**TEXT EXCERPT:**
----------------------------------------

On Fri, Dec 2, 2022 at 11:51 AM René Scharfe <l.s.r@web.de> wrote:
> Use tee(1) to replace two calls of cat(1) for writing files with
> different line endings.  That's shorter and spawns less processes.
> [...]
> Signed-off-by: René Scharfe <l.s.r@web.de>
> ---
> diff --git a/t/t3920-crlf-messages.sh b/t/t3920-crlf-messages.sh
> @@ -9,8 +9,7 @@ LIB_CRLF_BRANCHES=""
>  create_crlf_ref () {
> -       cat >.crlf-orig-$branch.txt &&
> -       cat .crlf-orig-$branch.txt | append_cr >.crlf-message-$branch.txt &&
> +       tee .crlf-orig-$branch.txt | append_cr >.crlf-message-$branch.txt &&

This feels slightly magical and more difficult to reason about than
using simple redirection to eliminate the second `cat`. Wouldn't this
work just as well?

----------------------------------------

**RECORDED INFORMATION:**
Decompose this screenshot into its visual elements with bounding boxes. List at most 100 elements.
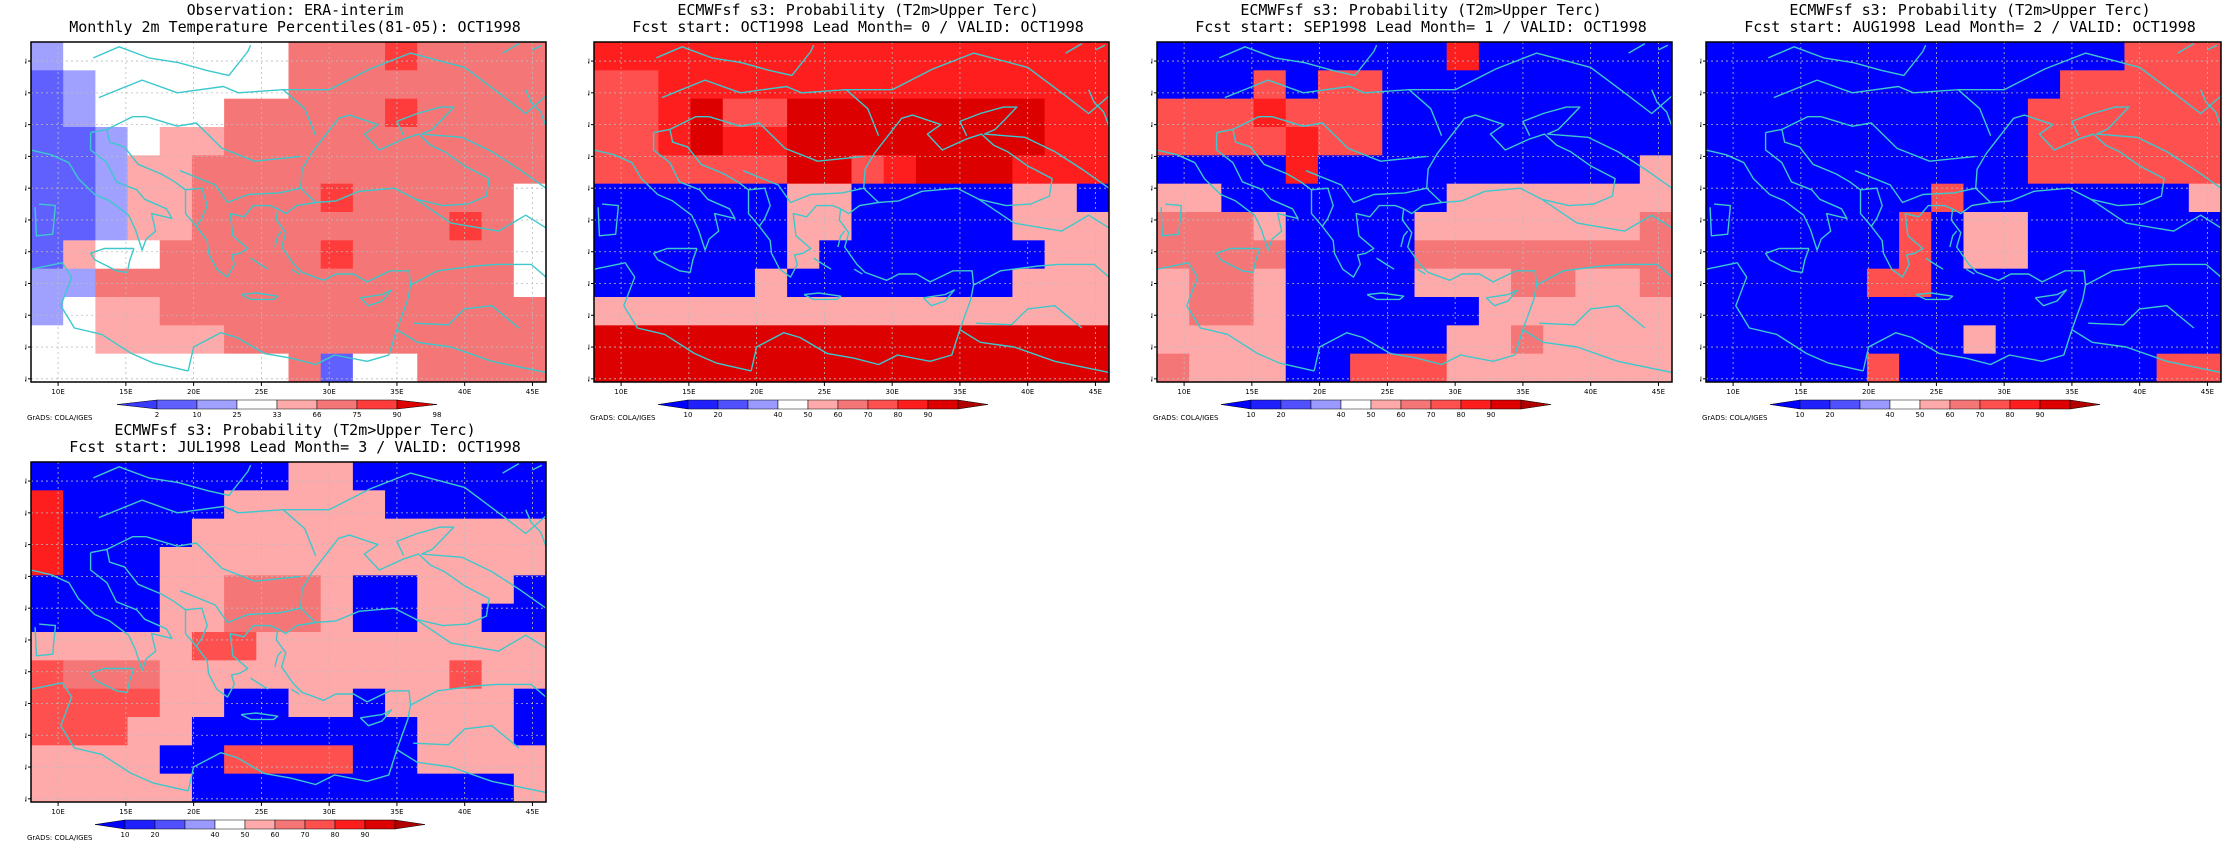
grid-cell: [449, 297, 483, 326]
grid-cell: [1963, 42, 1997, 71]
grid-cell: [1639, 42, 1672, 71]
grid-cell: [385, 240, 418, 270]
grid-cell: [1899, 212, 1932, 241]
grid-cell: [883, 353, 917, 382]
grads-credit: GrADS: COLA/IGES: [1702, 414, 1768, 422]
grid-cell: [1866, 42, 1900, 71]
grid-cell: [31, 297, 64, 326]
grid-cell: [1511, 297, 1544, 326]
grid-cell: [159, 127, 193, 156]
grid-cell: [1044, 42, 1078, 71]
grid-cell: [513, 183, 546, 213]
grid-cell: [1963, 98, 1997, 128]
grid-cell: [191, 155, 225, 185]
grid-cell: [1834, 297, 1868, 326]
grid-cell: [95, 155, 129, 185]
lat-tick-label: 34N: [588, 312, 590, 320]
grid-cell: [1706, 42, 1739, 71]
coastlines: [594, 42, 1109, 374]
grid-cell: [288, 547, 322, 576]
colorbar: 2 10 25 33 66 75 90 98: [116, 399, 441, 419]
colorbar-swatch: [687, 399, 719, 410]
grid-cell: [1543, 297, 1577, 326]
grid-cell: [191, 70, 225, 100]
grid-cell: [1012, 297, 1046, 326]
grid-cell: [352, 240, 386, 270]
grid-cell: [352, 745, 386, 775]
grid-cell: [1285, 297, 1319, 326]
colorbar-swatch: [1799, 399, 1831, 410]
grid-cell: [352, 660, 386, 690]
grid-cell: [1639, 268, 1672, 298]
grid-cell: [1382, 42, 1416, 71]
grid-cell: [787, 297, 820, 326]
grid-cell: [449, 240, 483, 270]
lon-tick-label: 30E: [322, 388, 335, 396]
grid-cell: [513, 490, 546, 520]
grid-cell: [2060, 240, 2093, 270]
grid-cell: [191, 462, 225, 491]
grid-cell: [288, 212, 322, 241]
grid-cell: [352, 42, 386, 71]
lon-tick-label: 15E: [1794, 388, 1807, 396]
grid-cell: [31, 353, 64, 382]
lon-tick-label: 40E: [1021, 388, 1034, 396]
lat-tick-label: 46N: [25, 121, 27, 129]
colorbar-swatch: [1490, 399, 1522, 410]
grid-cell: [1076, 183, 1109, 213]
grid-cell: [385, 70, 418, 100]
lon-tick-label: 15E: [682, 388, 695, 396]
grid-cell: [95, 632, 129, 661]
grid-cell: [1834, 98, 1868, 128]
grid-cell: [1575, 240, 1609, 270]
grid-cell: [1285, 70, 1319, 100]
grid-cell: [2027, 212, 2061, 241]
colorbar-swatch: [356, 399, 398, 410]
colorbar-label: 70: [1976, 411, 1985, 419]
colorbar-label: 40: [211, 831, 220, 839]
lon-tick-label: 15E: [119, 388, 132, 396]
grid-cell: [1706, 155, 1739, 185]
grid-cell: [1802, 127, 1836, 156]
grid-cell: [1706, 297, 1739, 326]
colorbar-label: 50: [804, 411, 813, 419]
grid-cell: [191, 518, 225, 548]
grid-cell: [2156, 98, 2190, 128]
grid-cell: [127, 547, 161, 576]
lon-tick-label: 45E: [526, 808, 539, 816]
grid-cell: [1738, 70, 1771, 100]
grid-cell: [63, 297, 96, 326]
grid-cell: [352, 547, 386, 576]
grid-cell: [127, 518, 161, 548]
lon-tick-label: 25E: [255, 808, 268, 816]
grid-cell: [159, 70, 193, 100]
grid-cell: [159, 490, 193, 520]
coastlines: [31, 42, 546, 374]
lat-tick-label: 36N: [25, 280, 27, 288]
grid-cell: [127, 717, 161, 746]
grid-cell: [2124, 70, 2158, 100]
grid-cell: [2027, 155, 2061, 185]
grid-cell: [352, 632, 386, 661]
grid-cell: [320, 42, 354, 71]
grid-cell: [754, 127, 788, 156]
grid-cell: [1575, 325, 1609, 355]
grid-cell: [1446, 42, 1480, 71]
grid-cell: [95, 353, 129, 382]
grid-cell: [722, 297, 756, 326]
grid-cell: [224, 98, 257, 128]
grid-cell: [980, 155, 1014, 185]
grid-cell: [1285, 240, 1319, 270]
grid-cell: [95, 42, 129, 71]
grid-cell: [320, 70, 354, 100]
panel-title: Observation: ERA-interim: [186, 1, 404, 19]
grid-cell: [1607, 98, 1641, 128]
grid-cell: [1511, 98, 1544, 128]
panel-observation: Observation: ERA-interim Monthly 2m Temp…: [25, 0, 565, 422]
grid-cell: [883, 70, 917, 100]
shaded-cells: [594, 42, 1109, 382]
lat-tick-label: 42N: [25, 185, 27, 193]
grid-cell: [754, 155, 788, 185]
lat-tick-label: 42N: [25, 605, 27, 613]
grid-cell: [722, 325, 756, 355]
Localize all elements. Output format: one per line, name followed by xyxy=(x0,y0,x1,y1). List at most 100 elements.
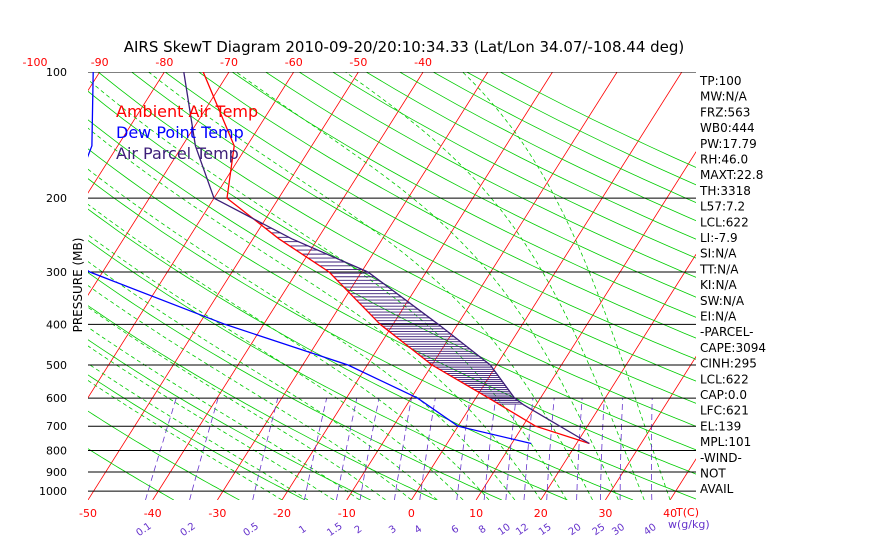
dry-adiabat-line xyxy=(298,72,696,278)
stats-line: LFC:621 xyxy=(700,404,749,418)
mixing-ratio-label: 8 xyxy=(477,524,489,537)
dry-adiabat-line xyxy=(88,374,306,500)
mixing-ratio-label: 0.1 xyxy=(134,521,153,539)
stats-line: AVAIL xyxy=(700,482,734,496)
mixing-ratio-label: 20 xyxy=(567,522,584,538)
dry-adiabat-line xyxy=(265,72,696,298)
top-temp-tick-label: -100 xyxy=(23,56,48,69)
pressure-tick-label: 700 xyxy=(46,420,67,433)
moist-adiabat-line xyxy=(88,306,386,500)
stats-line: EL:139 xyxy=(700,419,741,433)
mixing-ratio-labels: 0.1 0.2 0.5 1 1.5 2 3 4 6 8 10 12 15 20 25 30 40 xyxy=(134,521,658,539)
dry-adiabat-line xyxy=(88,239,568,500)
legend-entry: Dew Point Temp xyxy=(116,123,244,142)
mixing-unit-label: w(g/kg) xyxy=(668,518,710,531)
mixing-ratio-line xyxy=(394,398,412,500)
mixing-ratio-label: 25 xyxy=(591,522,608,538)
stats-line: CAPE:3094 xyxy=(700,341,766,355)
mixing-ratio-label: 15 xyxy=(537,522,554,538)
stats-line: -WIND- xyxy=(700,451,742,465)
mixing-ratio-line xyxy=(546,398,555,500)
moist-adiabat-line xyxy=(88,379,283,500)
dew-point-line xyxy=(88,72,532,445)
ambient-temp-line xyxy=(202,72,590,445)
mixing-ratio-label: 0.2 xyxy=(178,521,197,539)
dry-adiabat-line xyxy=(131,72,696,382)
stats-line: CAP:0.0 xyxy=(700,388,747,402)
mixing-ratio-label: 3 xyxy=(387,524,399,537)
stats-line: KI:N/A xyxy=(700,278,737,292)
stats-line: LCL:622 xyxy=(700,215,749,229)
dry-adiabat-line xyxy=(88,119,696,451)
mixing-ratio-line xyxy=(576,398,583,500)
pressure-tick-label: 300 xyxy=(46,266,67,279)
moist-adiabat-line xyxy=(235,72,619,500)
mixing-ratio-line xyxy=(619,398,624,500)
dry-adiabat-line xyxy=(88,208,634,500)
dry-adiabat-line xyxy=(399,72,696,222)
mixing-ratio-label: 1.5 xyxy=(325,521,344,539)
dry-adiabat-line xyxy=(88,410,240,500)
profile-lines xyxy=(88,72,590,445)
isotherm-line xyxy=(605,355,696,500)
mixing-ratio-line xyxy=(523,398,534,500)
chart-title: AIRS SkewT Diagram 2010-09-20/20:10:34.3… xyxy=(124,38,685,56)
cape-hatching xyxy=(253,218,523,405)
bottom-temp-tick-label: -50 xyxy=(79,507,97,520)
mixing-ratio-label: 12 xyxy=(514,522,531,538)
stats-line: WB0:444 xyxy=(700,121,755,135)
mixing-ratio-line xyxy=(651,398,653,500)
legend-entry: Air Parcel Temp xyxy=(116,144,239,163)
moist-adiabat-line xyxy=(88,326,360,500)
isotherm-line xyxy=(281,72,553,500)
stats-line: TT:N/A xyxy=(699,262,739,276)
top-temp-tick-label: -40 xyxy=(414,56,432,69)
bottom-temp-tick-label: 20 xyxy=(534,507,548,520)
moist-adiabat-line xyxy=(148,72,593,500)
mixing-ratio-line xyxy=(419,398,436,500)
dry-adiabat-line xyxy=(97,72,696,404)
isotherm-line xyxy=(475,151,696,500)
stats-line: LI:-7.9 xyxy=(700,231,738,245)
moist-adiabat-line xyxy=(88,203,490,500)
isotherm-line xyxy=(88,72,165,194)
top-temp-tick-label: -80 xyxy=(155,56,173,69)
mixing-ratio-line xyxy=(145,397,177,500)
mixing-ratio-line xyxy=(304,398,327,500)
mixing-ratio-line xyxy=(483,398,497,500)
moist-adiabat-line xyxy=(88,168,516,500)
dry-adiabat-line xyxy=(332,72,696,259)
isotherm-line xyxy=(217,72,489,500)
pressure-tick-labels: 100 200 300 400 500 600 700 800 900 1000 xyxy=(39,66,67,498)
stats-line: SW:N/A xyxy=(700,294,745,308)
mixing-ratio-label: 10 xyxy=(496,522,513,538)
stats-line: TH:3318 xyxy=(699,184,751,198)
stats-line: FRZ:563 xyxy=(700,105,750,119)
dry-adiabat-line xyxy=(88,305,437,500)
mixing-ratio-line xyxy=(189,397,219,500)
dry-adiabat-line xyxy=(88,148,696,475)
isotherm-line xyxy=(88,72,230,296)
mixing-ratio-label: 2 xyxy=(353,524,365,537)
stats-line: -PARCEL- xyxy=(700,325,754,339)
mixing-ratio-label: 4 xyxy=(413,524,425,537)
top-temp-tick-label: -90 xyxy=(91,56,109,69)
moist-adiabat-line xyxy=(88,234,464,500)
moist-adiabats xyxy=(88,72,671,500)
top-temp-tick-labels: -120-110-100-90-80-70-60-50-40 xyxy=(23,56,433,69)
bottom-temp-tick-label: -10 xyxy=(338,507,356,520)
top-temp-tick-label: -50 xyxy=(349,56,367,69)
pressure-tick-label: 100 xyxy=(46,66,67,79)
mixing-ratio-line xyxy=(359,398,380,500)
top-temp-tick-label: -70 xyxy=(220,56,238,69)
mixing-ratio-label: 30 xyxy=(610,522,627,538)
legend: Ambient Air Temp Dew Point Temp Air Parcel… xyxy=(116,102,258,163)
y-axis-label: PRESSURE (MB) xyxy=(71,238,85,333)
parcel-temp-line xyxy=(183,72,590,445)
bottom-temp-tick-labels: -50 -40 -30 -20 -10 0 10 20 30 40 xyxy=(79,507,677,520)
mixing-ratio-label: 1 xyxy=(297,524,309,537)
dry-adiabat-line xyxy=(88,90,696,427)
pressure-tick-label: 900 xyxy=(46,466,67,479)
pressure-tick-label: 200 xyxy=(46,192,67,205)
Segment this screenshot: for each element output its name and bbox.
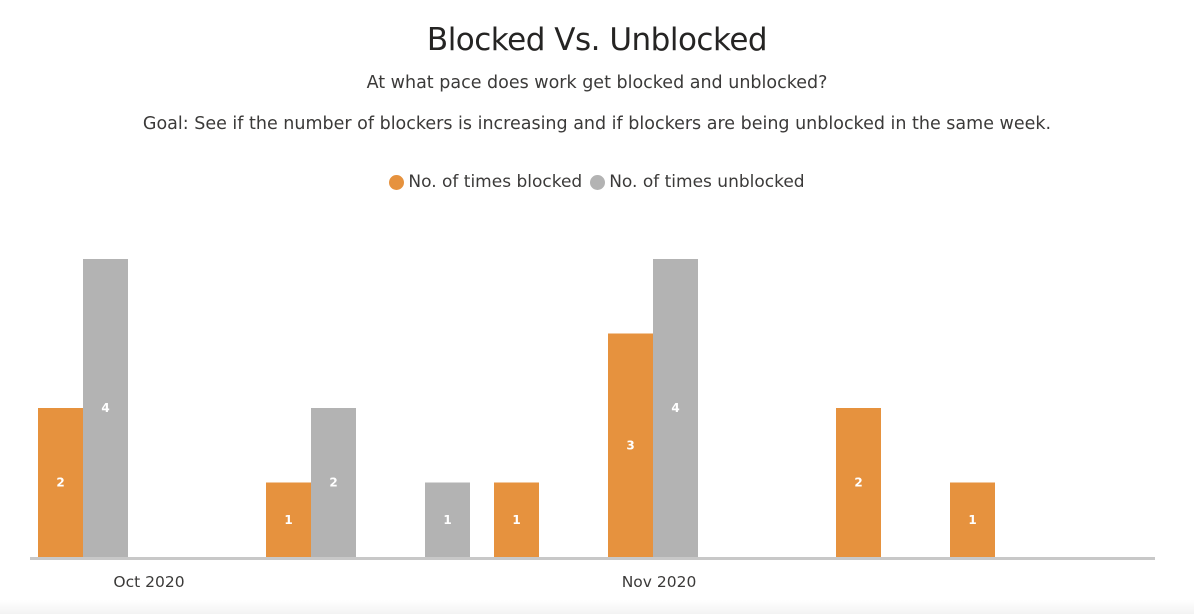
bar-unblocked-3[interactable] <box>425 482 470 558</box>
bar-blocked-4[interactable] <box>494 482 539 558</box>
x-tick-label-1: Nov 2020 <box>622 573 697 591</box>
data-label-blocked-0: 2 <box>56 476 64 490</box>
data-label-blocked-5: 3 <box>626 438 634 452</box>
data-label-unblocked-0: 4 <box>101 401 109 415</box>
x-tick-label-0: Oct 2020 <box>113 573 184 591</box>
legend-item-blocked[interactable]: No. of times blocked <box>389 172 582 192</box>
data-label-blocked-8: 1 <box>968 513 976 527</box>
data-label-blocked-4: 1 <box>512 513 520 527</box>
bar-blocked-7[interactable] <box>836 408 881 557</box>
chart-subtitle-goal: Goal: See if the number of blockers is i… <box>142 114 1052 134</box>
data-label-unblocked-5: 4 <box>671 401 679 415</box>
legend-label-blocked: No. of times blocked <box>408 172 583 192</box>
bar-blocked-2[interactable] <box>266 482 311 558</box>
data-label-unblocked-3: 1 <box>443 513 451 527</box>
bar-blocked-8[interactable] <box>950 482 995 558</box>
legend-swatch-unblocked <box>590 174 606 190</box>
chart-legend: No. of times blocked No. of times unbloc… <box>0 172 1194 192</box>
data-label-blocked-7: 2 <box>854 476 862 490</box>
bar-blocked-5[interactable] <box>608 333 653 558</box>
bar-unblocked-5[interactable] <box>653 259 698 557</box>
data-label-unblocked-2: 2 <box>329 476 337 490</box>
legend-swatch-blocked <box>389 174 405 190</box>
bar-unblocked-2[interactable] <box>311 408 356 557</box>
bar-unblocked-0[interactable] <box>83 259 128 557</box>
chart-subtitle-question: At what pace does work get blocked and u… <box>366 73 828 93</box>
legend-item-unblocked[interactable]: No. of times unblocked <box>590 172 805 192</box>
data-label-blocked-2: 1 <box>284 513 292 527</box>
bottom-shade <box>0 600 1194 614</box>
bar-blocked-0[interactable] <box>38 408 83 557</box>
bar-chart: 2 1 1 3 2 1 4 2 1 4 Oct 2020 Nov 2020 <box>30 259 1155 591</box>
legend-label-unblocked: No. of times unblocked <box>609 172 805 192</box>
chart-title: Blocked Vs. Unblocked <box>426 22 768 58</box>
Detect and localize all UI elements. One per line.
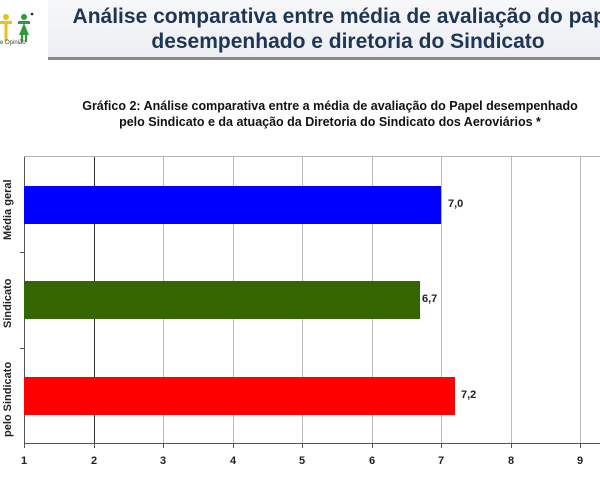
x-tick-label: 3 — [159, 455, 167, 467]
plot-area: 7,0 6,7 7,2 — [20, 156, 600, 444]
x-tick-label: 9 — [576, 455, 584, 467]
chart-title-line2: pelo Sindicato e da atuação da Diretoria… — [119, 115, 541, 129]
x-tick-label: 5 — [298, 455, 306, 467]
x-tick-label: 4 — [229, 455, 237, 467]
x-tick — [163, 443, 164, 448]
x-tick — [372, 443, 373, 448]
x-tick-label: 8 — [507, 455, 515, 467]
y-category-label: Sindicato — [2, 278, 14, 328]
x-tick-label: 1 — [20, 455, 28, 467]
x-axis — [24, 443, 600, 444]
logo-icon — [0, 12, 34, 42]
slide-title: Análise comparativa entre média de avali… — [48, 4, 600, 54]
bar-value-label: 6,7 — [422, 293, 438, 305]
slide-title-line2: desempenhado e diretoria do Sindicato — [151, 30, 545, 53]
x-tick-label: 2 — [90, 455, 98, 467]
slide-header: Análise comparativa entre média de avali… — [48, 0, 600, 60]
x-tick — [233, 443, 234, 448]
chart-title: Gráfico 2: Análise comparativa entre a m… — [0, 98, 600, 130]
x-tick — [24, 443, 25, 448]
y-category-label: Média geral — [2, 179, 14, 240]
gridline — [441, 157, 442, 444]
x-tick — [511, 443, 512, 448]
logo-caption: e Opinião — [0, 40, 26, 46]
y-tick — [20, 348, 24, 349]
slide-title-line1: Análise comparativa entre média de avali… — [72, 5, 600, 28]
bar-sindicato — [24, 281, 420, 319]
y-tick — [20, 252, 24, 253]
y-category-label: pelo Sindicato — [2, 361, 14, 437]
x-tick-label: 6 — [368, 455, 376, 467]
x-tick — [580, 443, 581, 448]
bar-value-label: 7,0 — [448, 198, 464, 210]
x-tick — [94, 443, 95, 448]
chart-title-line1: Gráfico 2: Análise comparativa entre a m… — [82, 99, 578, 113]
bar-pelo-sindicato — [24, 377, 455, 415]
bar-media-geral — [24, 186, 441, 224]
gridline — [511, 157, 512, 444]
x-tick — [441, 443, 442, 448]
x-tick — [302, 443, 303, 448]
x-tick-label: 7 — [437, 455, 445, 467]
gridline — [580, 157, 581, 444]
bar-value-label: 7,2 — [461, 389, 477, 401]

----------------------------------------

**JOBS:**
**a.** Translate this sentence from the patch discussion into Spanish: "This feels slightly magical and more difficult to reason about than using simple redirection to eliminate the second `cat`."
**b.** In the patch discussion, which test script does the diff change?
**c.** Resume the patch discussion from the point where it stops.

**EXERCISE ANSWERS:**
**a.** Esto parece un poco mágico y más difícil de razonar que usar una simple redirección para eliminar el segundo `cat`.

**b.** t/t3920-crlf-messages.sh

**c.**
    cat >.crlf-orig-$branch.txt &&
    append_cr <.crlf-orig-$branch.txt >.crlf-message-$branch.txt &&

(Plus, this avoids introducing `tee` into the test suite, more or
less. The few existing instances are all from the same test author and
don't seem particularly legitimate -- they appear to be aids the
author used while developing the test to be able to watch its output
as it ran.)

^ permalink raw reply	[flat|nested] 25+ messages in thread

* Re: [PATCH 2/1] t3920: support CR-eating grep
  2022-12-02 23:14   ` Philippe Blain
@ 2022-12-03  7:09     ` René Scharfe
  0 siblings, 0 replies; 25+ messages in thread
From: René Scharfe @ 2022-12-03  7:09 UTC (permalink / raw)
  To: Philippe Blain, Johannes Sixt; +Cc: Git Mailing List, Junio C Hamano

Am 03.12.22 um 00:14 schrieb Philippe Blain:
> Hi René,
>
> Le 2022-12-02 à 11:51, René Scharfe a écrit :
>> grep(1) converts CRLF line endings to CR on current MinGW:
>>
>>    $ uname -sr
>>    MINGW64_NT-10.0-22621 3.3.6-341.x86_64
>
> I don't really know the conventions in this regards, but for me
> "MinGW" refers to the port of GCC to Windows. Here it would be more
> correct to refer to "the Git for Windows flavor of MSYS2" or something
> like this, in my (maybe uninformed) opinion.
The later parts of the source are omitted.